The line containing "Read all visible content and emit it as JSON." marks the start; return it and every line after it in the listing below, exactly, through the last.
☆ ☆ ☆ ☆ ☆ ☆ ☆
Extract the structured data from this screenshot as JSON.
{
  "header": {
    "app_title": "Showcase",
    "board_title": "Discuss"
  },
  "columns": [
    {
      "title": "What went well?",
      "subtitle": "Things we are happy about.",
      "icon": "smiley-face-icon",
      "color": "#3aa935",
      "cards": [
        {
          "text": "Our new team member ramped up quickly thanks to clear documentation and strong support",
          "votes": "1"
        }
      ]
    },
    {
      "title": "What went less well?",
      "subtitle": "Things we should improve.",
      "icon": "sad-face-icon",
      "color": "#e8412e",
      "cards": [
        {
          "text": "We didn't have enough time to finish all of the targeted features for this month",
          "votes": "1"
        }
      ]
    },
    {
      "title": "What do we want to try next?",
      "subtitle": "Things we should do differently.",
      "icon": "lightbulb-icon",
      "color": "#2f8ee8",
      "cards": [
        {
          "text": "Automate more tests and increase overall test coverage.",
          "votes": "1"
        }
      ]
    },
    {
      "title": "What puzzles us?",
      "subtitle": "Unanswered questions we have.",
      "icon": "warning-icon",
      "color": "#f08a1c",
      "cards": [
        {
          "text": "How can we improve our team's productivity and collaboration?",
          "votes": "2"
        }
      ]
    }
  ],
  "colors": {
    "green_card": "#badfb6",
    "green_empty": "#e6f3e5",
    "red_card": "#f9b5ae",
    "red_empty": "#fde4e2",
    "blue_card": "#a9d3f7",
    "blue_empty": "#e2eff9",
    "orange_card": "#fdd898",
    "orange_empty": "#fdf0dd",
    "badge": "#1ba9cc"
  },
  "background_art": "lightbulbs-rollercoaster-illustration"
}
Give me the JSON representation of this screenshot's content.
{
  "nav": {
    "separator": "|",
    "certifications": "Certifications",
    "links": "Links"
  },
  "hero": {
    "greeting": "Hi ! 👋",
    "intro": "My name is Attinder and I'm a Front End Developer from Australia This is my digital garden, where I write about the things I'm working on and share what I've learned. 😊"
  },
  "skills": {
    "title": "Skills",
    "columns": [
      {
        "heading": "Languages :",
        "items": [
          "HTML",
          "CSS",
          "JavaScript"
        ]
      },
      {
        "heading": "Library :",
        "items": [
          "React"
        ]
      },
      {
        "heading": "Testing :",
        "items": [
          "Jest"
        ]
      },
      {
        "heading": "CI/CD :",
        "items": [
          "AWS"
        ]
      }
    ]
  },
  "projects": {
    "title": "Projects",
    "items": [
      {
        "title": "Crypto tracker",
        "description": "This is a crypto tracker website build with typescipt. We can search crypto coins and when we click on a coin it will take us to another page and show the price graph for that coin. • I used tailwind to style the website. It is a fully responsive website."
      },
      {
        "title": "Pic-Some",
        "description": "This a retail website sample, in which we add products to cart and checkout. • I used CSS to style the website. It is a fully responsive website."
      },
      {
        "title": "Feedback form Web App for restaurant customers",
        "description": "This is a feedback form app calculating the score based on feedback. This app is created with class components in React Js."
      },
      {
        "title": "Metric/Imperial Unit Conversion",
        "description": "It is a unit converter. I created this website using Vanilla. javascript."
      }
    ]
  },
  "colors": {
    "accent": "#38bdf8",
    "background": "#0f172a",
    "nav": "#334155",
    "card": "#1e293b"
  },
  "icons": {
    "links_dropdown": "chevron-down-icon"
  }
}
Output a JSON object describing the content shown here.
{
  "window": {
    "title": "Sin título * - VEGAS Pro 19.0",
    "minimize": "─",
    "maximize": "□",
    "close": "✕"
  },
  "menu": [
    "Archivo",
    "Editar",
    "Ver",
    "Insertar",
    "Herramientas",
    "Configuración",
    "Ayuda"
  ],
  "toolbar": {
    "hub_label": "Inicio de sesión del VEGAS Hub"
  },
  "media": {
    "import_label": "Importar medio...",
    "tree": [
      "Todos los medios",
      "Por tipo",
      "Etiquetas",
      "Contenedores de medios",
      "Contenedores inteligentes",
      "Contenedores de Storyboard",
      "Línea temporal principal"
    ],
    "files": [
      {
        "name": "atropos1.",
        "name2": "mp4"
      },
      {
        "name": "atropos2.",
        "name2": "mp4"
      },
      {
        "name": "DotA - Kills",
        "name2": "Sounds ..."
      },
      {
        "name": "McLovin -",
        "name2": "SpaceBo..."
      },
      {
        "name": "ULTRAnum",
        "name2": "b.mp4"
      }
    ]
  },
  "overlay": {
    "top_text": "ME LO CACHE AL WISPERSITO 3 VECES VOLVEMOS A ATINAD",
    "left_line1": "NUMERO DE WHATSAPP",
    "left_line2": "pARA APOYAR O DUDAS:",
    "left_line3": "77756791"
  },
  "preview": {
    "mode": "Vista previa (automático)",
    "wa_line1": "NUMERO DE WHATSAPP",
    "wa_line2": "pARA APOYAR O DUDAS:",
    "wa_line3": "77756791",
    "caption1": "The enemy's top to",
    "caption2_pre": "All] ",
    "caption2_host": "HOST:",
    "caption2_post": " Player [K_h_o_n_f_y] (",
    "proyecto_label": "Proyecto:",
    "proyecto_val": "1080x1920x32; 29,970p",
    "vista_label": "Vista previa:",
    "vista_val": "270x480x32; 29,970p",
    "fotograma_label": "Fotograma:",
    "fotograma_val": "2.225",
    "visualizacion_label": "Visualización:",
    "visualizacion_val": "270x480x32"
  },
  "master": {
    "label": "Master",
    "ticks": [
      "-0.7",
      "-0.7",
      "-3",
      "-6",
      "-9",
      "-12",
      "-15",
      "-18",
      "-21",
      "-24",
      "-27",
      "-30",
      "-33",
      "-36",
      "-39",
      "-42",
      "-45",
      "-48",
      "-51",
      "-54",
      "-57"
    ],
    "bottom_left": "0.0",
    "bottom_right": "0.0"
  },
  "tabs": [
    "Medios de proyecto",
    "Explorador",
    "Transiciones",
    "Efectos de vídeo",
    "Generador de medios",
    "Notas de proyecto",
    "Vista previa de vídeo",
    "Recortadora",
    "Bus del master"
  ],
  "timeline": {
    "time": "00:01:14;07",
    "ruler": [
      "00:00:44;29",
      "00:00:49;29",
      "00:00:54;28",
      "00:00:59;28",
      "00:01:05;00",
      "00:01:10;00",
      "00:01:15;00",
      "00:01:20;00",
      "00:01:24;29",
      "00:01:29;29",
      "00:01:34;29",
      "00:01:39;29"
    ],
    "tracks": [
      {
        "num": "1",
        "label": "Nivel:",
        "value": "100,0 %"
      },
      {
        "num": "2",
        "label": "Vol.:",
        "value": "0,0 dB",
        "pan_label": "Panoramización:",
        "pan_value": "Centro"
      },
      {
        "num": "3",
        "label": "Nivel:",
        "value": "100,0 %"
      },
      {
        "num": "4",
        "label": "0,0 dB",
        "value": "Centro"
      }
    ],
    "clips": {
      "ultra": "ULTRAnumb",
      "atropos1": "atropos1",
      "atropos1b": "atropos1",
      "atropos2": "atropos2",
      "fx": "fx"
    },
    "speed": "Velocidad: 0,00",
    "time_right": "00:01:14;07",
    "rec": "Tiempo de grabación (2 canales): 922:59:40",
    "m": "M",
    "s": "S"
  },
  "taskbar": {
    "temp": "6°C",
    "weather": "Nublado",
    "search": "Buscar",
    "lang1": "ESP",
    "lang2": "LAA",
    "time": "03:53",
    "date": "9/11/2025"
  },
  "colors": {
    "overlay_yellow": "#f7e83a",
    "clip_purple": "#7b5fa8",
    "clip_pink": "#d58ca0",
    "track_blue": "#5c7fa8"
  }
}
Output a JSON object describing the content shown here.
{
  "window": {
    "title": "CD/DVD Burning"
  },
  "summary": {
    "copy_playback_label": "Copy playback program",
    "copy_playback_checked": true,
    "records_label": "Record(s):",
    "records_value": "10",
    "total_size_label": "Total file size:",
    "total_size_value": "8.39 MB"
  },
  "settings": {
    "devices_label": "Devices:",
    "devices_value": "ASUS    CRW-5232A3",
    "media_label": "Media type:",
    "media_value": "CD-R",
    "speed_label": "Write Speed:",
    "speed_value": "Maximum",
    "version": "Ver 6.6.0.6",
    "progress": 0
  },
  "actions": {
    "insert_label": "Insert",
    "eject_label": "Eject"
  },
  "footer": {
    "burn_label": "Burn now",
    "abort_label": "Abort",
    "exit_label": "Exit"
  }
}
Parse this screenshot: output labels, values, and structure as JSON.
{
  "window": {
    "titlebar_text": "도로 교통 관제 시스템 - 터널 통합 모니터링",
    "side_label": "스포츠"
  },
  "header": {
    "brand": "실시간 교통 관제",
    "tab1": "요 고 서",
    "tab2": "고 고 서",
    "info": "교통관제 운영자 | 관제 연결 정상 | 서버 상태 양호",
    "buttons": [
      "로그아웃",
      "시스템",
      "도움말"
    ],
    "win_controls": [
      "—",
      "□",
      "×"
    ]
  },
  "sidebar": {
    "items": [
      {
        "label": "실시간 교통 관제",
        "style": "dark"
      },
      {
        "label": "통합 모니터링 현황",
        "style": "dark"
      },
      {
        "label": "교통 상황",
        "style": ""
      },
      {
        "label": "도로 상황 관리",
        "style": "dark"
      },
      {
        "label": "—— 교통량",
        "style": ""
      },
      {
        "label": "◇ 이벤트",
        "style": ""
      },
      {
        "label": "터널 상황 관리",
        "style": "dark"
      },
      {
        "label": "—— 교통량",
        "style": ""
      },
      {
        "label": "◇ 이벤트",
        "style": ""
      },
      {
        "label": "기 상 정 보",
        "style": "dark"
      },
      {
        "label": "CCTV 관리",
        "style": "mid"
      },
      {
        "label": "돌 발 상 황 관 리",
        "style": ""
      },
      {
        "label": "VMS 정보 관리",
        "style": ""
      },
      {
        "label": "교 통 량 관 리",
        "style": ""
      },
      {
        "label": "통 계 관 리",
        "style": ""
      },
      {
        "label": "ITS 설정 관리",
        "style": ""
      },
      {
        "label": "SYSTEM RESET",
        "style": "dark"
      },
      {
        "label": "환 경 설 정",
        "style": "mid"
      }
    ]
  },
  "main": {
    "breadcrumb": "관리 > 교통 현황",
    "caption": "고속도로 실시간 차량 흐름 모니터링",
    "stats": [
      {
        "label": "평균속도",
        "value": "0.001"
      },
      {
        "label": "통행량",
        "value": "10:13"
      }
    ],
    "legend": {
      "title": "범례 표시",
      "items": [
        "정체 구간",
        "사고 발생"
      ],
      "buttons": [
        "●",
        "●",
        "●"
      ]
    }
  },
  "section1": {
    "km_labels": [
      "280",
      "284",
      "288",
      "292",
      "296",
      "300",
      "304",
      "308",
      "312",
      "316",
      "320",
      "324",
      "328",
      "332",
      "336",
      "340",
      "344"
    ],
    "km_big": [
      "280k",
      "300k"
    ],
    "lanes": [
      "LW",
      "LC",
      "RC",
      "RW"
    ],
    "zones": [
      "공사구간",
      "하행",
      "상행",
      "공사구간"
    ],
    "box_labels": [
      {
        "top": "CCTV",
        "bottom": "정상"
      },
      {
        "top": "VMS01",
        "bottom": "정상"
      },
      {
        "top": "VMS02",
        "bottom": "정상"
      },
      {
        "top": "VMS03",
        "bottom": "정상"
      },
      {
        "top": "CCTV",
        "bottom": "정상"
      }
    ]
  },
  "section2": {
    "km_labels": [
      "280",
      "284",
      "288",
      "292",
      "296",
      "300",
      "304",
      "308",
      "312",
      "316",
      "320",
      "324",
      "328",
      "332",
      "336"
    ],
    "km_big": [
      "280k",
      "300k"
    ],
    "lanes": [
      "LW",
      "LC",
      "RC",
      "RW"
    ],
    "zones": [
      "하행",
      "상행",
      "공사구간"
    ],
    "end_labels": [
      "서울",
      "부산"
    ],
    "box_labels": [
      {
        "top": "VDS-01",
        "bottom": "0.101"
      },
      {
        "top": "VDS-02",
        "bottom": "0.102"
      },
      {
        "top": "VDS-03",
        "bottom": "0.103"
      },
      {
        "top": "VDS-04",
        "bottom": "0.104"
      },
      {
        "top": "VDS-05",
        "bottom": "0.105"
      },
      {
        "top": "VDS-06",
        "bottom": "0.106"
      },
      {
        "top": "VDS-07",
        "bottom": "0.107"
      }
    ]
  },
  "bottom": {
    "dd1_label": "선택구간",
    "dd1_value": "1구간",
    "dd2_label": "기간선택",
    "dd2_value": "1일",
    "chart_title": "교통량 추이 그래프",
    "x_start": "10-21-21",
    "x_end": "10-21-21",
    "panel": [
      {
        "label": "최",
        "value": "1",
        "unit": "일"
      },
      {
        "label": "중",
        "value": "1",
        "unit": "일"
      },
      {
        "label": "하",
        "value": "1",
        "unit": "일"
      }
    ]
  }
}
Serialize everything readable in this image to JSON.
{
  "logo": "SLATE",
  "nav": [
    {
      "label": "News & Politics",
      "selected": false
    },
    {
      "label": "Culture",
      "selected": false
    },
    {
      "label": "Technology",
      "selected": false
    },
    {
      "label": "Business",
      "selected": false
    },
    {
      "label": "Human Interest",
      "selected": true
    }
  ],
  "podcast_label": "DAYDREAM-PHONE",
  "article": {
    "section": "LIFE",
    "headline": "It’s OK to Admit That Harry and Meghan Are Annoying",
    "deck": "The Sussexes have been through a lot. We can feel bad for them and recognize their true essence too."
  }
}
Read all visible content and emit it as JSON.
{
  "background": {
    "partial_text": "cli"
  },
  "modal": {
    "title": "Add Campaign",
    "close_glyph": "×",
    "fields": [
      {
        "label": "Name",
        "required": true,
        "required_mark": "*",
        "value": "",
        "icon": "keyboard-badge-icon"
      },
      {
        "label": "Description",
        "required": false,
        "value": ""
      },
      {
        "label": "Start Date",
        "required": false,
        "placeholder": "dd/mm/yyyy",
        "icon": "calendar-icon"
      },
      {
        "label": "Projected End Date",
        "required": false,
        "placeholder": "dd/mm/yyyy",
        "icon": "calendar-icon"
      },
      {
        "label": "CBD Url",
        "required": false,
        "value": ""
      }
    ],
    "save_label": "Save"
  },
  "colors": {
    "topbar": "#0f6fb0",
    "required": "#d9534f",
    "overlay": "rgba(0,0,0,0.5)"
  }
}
☆ ☆ ☆ ☆ ☆ ☆ ☆
◆ **FINISHED ANSWER**
Read all visible content and emit it as JSON.
{
  "background": {
    "partial_text": "cli"
  },
  "modal": {
    "title": "Add Campaign",
    "close_glyph": "×",
    "fields": [
      {
        "label": "Name",
        "required": true,
        "required_mark": "*",
        "value": "",
        "icon": "keyboard-badge-icon"
      },
      {
        "label": "Description",
        "required": false,
        "value": ""
      },
      {
        "label": "Start Date",
        "required": false,
        "placeholder": "dd/mm/yyyy",
        "icon": "calendar-icon"
      },
      {
        "label": "Projected End Date",
        "required": false,
        "placeholder": "dd/mm/yyyy",
        "icon": "calendar-icon"
      },
      {
        "label": "CBD Url",
        "required": false,
        "value": ""
      }
    ],
    "save_label": "Save"
  },
  "colors": {
    "topbar": "#0f6fb0",
    "required": "#d9534f",
    "overlay": "rgba(0,0,0,0.5)"
  }
}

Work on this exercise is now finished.